> [WHAT IS REQUIRED] Set down each entry from the block beneath, exactly as written.

> [LISTED ENTRIES]
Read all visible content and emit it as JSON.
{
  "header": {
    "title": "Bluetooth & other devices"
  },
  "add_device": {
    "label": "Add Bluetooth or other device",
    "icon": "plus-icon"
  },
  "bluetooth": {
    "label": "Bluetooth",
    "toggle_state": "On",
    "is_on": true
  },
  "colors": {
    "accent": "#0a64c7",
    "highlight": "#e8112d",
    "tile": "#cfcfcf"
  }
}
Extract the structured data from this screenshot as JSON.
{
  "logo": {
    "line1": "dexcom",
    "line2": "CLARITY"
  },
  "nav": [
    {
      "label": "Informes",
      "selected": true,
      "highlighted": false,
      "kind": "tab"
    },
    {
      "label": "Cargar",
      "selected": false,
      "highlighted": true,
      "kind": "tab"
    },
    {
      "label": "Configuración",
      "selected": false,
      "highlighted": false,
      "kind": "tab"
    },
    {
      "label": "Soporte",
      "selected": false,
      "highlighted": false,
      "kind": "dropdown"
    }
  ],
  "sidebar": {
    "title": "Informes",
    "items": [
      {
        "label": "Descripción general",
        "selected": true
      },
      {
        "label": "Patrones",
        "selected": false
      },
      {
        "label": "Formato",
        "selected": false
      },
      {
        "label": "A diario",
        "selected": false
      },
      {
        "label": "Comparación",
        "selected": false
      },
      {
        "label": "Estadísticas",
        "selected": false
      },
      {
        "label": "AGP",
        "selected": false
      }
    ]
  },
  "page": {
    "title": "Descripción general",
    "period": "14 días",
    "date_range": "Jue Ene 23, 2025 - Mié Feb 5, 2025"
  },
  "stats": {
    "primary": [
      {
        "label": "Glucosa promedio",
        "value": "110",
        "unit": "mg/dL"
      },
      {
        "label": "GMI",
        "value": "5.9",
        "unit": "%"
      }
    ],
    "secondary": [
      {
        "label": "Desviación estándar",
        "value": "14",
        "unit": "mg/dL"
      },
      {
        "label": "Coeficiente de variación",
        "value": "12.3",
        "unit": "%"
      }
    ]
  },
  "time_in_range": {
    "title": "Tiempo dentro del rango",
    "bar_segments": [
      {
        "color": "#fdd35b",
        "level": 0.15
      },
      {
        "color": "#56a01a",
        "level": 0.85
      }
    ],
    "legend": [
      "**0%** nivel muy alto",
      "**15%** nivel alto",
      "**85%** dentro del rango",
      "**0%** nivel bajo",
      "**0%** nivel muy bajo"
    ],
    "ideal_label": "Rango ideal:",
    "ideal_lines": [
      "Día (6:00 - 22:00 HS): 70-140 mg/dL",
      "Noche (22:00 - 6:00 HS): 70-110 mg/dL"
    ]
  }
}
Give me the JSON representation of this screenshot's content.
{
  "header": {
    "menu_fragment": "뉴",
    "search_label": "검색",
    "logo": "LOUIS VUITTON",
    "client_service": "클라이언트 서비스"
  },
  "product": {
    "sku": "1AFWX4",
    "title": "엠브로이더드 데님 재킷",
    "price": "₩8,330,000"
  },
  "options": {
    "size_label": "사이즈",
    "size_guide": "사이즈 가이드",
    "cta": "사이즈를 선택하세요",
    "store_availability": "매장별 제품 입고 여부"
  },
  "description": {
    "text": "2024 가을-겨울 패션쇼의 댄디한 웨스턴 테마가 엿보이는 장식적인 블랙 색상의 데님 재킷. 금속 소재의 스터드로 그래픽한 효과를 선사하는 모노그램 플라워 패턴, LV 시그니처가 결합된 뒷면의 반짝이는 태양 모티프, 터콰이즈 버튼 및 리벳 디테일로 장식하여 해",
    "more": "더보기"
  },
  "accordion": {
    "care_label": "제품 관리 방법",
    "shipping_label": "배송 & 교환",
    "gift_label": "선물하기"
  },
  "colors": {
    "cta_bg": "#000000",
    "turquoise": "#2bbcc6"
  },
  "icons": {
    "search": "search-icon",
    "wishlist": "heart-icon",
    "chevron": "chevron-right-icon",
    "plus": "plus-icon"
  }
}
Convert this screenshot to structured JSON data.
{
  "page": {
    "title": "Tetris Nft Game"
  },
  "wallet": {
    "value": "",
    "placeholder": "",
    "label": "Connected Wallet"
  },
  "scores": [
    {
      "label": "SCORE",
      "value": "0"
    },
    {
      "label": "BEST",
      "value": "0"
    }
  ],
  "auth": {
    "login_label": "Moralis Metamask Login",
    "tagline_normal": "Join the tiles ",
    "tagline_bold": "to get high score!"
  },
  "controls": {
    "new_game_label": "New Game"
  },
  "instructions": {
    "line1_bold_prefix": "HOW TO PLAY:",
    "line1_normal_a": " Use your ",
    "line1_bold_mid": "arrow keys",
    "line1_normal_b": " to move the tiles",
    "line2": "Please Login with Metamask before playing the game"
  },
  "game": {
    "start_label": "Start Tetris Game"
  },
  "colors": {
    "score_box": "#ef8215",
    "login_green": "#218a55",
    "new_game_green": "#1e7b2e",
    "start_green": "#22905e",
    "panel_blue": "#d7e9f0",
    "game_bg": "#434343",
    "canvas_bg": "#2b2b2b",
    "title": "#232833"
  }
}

> [THE REPLY]
Read all visible content and emit it as JSON.
{
  "header": {
    "title": "Bluetooth & other devices"
  },
  "add_device": {
    "label": "Add Bluetooth or other device",
    "icon": "plus-icon"
  },
  "bluetooth": {
    "label": "Bluetooth",
    "toggle_state": "On",
    "is_on": true
  },
  "colors": {
    "accent": "#0a64c7",
    "highlight": "#e8112d",
    "tile": "#cfcfcf"
  }
}
Extract the structured data from this screenshot as JSON.
{
  "logo": {
    "line1": "dexcom",
    "line2": "CLARITY"
  },
  "nav": [
    {
      "label": "Informes",
      "selected": true,
      "highlighted": false,
      "kind": "tab"
    },
    {
      "label": "Cargar",
      "selected": false,
      "highlighted": true,
      "kind": "tab"
    },
    {
      "label": "Configuración",
      "selected": false,
      "highlighted": false,
      "kind": "tab"
    },
    {
      "label": "Soporte",
      "selected": false,
      "highlighted": false,
      "kind": "dropdown"
    }
  ],
  "sidebar": {
    "title": "Informes",
    "items": [
      {
        "label": "Descripción general",
        "selected": true
      },
      {
        "label": "Patrones",
        "selected": false
      },
      {
        "label": "Formato",
        "selected": false
      },
      {
        "label": "A diario",
        "selected": false
      },
      {
        "label": "Comparación",
        "selected": false
      },
      {
        "label": "Estadísticas",
        "selected": false
      },
      {
        "label": "AGP",
        "selected": false
      }
    ]
  },
  "page": {
    "title": "Descripción general",
    "period": "14 días",
    "date_range": "Jue Ene 23, 2025 - Mié Feb 5, 2025"
  },
  "stats": {
    "primary": [
      {
        "label": "Glucosa promedio",
        "value": "110",
        "unit": "mg/dL"
      },
      {
        "label": "GMI",
        "value": "5.9",
        "unit": "%"
      }
    ],
    "secondary": [
      {
        "label": "Desviación estándar",
        "value": "14",
        "unit": "mg/dL"
      },
      {
        "label": "Coeficiente de variación",
        "value": "12.3",
        "unit": "%"
      }
    ]
  },
  "time_in_range": {
    "title": "Tiempo dentro del rango",
    "bar_segments": [
      {
        "color": "#fdd35b",
        "level": 0.15
      },
      {
        "color": "#56a01a",
        "level": 0.85
      }
    ],
    "legend": [
      "**0%** nivel muy alto",
      "**15%** nivel alto",
      "**85%** dentro del rango",
      "**0%** nivel bajo",
      "**0%** nivel muy bajo"
    ],
    "ideal_label": "Rango ideal:",
    "ideal_lines": [
      "Día (6:00 - 22:00 HS): 70-140 mg/dL",
      "Noche (22:00 - 6:00 HS): 70-110 mg/dL"
    ]
  }
}
Give me the JSON representation of this screenshot's content.
{
  "header": {
    "menu_fragment": "뉴",
    "search_label": "검색",
    "logo": "LOUIS VUITTON",
    "client_service": "클라이언트 서비스"
  },
  "product": {
    "sku": "1AFWX4",
    "title": "엠브로이더드 데님 재킷",
    "price": "₩8,330,000"
  },
  "options": {
    "size_label": "사이즈",
    "size_guide": "사이즈 가이드",
    "cta": "사이즈를 선택하세요",
    "store_availability": "매장별 제품 입고 여부"
  },
  "description": {
    "text": "2024 가을-겨울 패션쇼의 댄디한 웨스턴 테마가 엿보이는 장식적인 블랙 색상의 데님 재킷. 금속 소재의 스터드로 그래픽한 효과를 선사하는 모노그램 플라워 패턴, LV 시그니처가 결합된 뒷면의 반짝이는 태양 모티프, 터콰이즈 버튼 및 리벳 디테일로 장식하여 해",
    "more": "더보기"
  },
  "accordion": {
    "care_label": "제품 관리 방법",
    "shipping_label": "배송 & 교환",
    "gift_label": "선물하기"
  },
  "colors": {
    "cta_bg": "#000000",
    "turquoise": "#2bbcc6"
  },
  "icons": {
    "search": "search-icon",
    "wishlist": "heart-icon",
    "chevron": "chevron-right-icon",
    "plus": "plus-icon"
  }
}
Convert this screenshot to structured JSON data.
{
  "page": {
    "title": "Tetris Nft Game"
  },
  "wallet": {
    "value": "",
    "placeholder": "",
    "label": "Connected Wallet"
  },
  "scores": [
    {
      "label": "SCORE",
      "value": "0"
    },
    {
      "label": "BEST",
      "value": "0"
    }
  ],
  "auth": {
    "login_label": "Moralis Metamask Login",
    "tagline_normal": "Join the tiles ",
    "tagline_bold": "to get high score!"
  },
  "controls": {
    "new_game_label": "New Game"
  },
  "instructions": {
    "line1_bold_prefix": "HOW TO PLAY:",
    "line1_normal_a": " Use your ",
    "line1_bold_mid": "arrow keys",
    "line1_normal_b": " to move the tiles",
    "line2": "Please Login with Metamask before playing the game"
  },
  "game": {
    "start_label": "Start Tetris Game"
  },
  "colors": {
    "score_box": "#ef8215",
    "login_green": "#218a55",
    "new_game_green": "#1e7b2e",
    "start_green": "#22905e",
    "panel_blue": "#d7e9f0",
    "game_bg": "#434343",
    "canvas_bg": "#2b2b2b",
    "title": "#232833"
  }
}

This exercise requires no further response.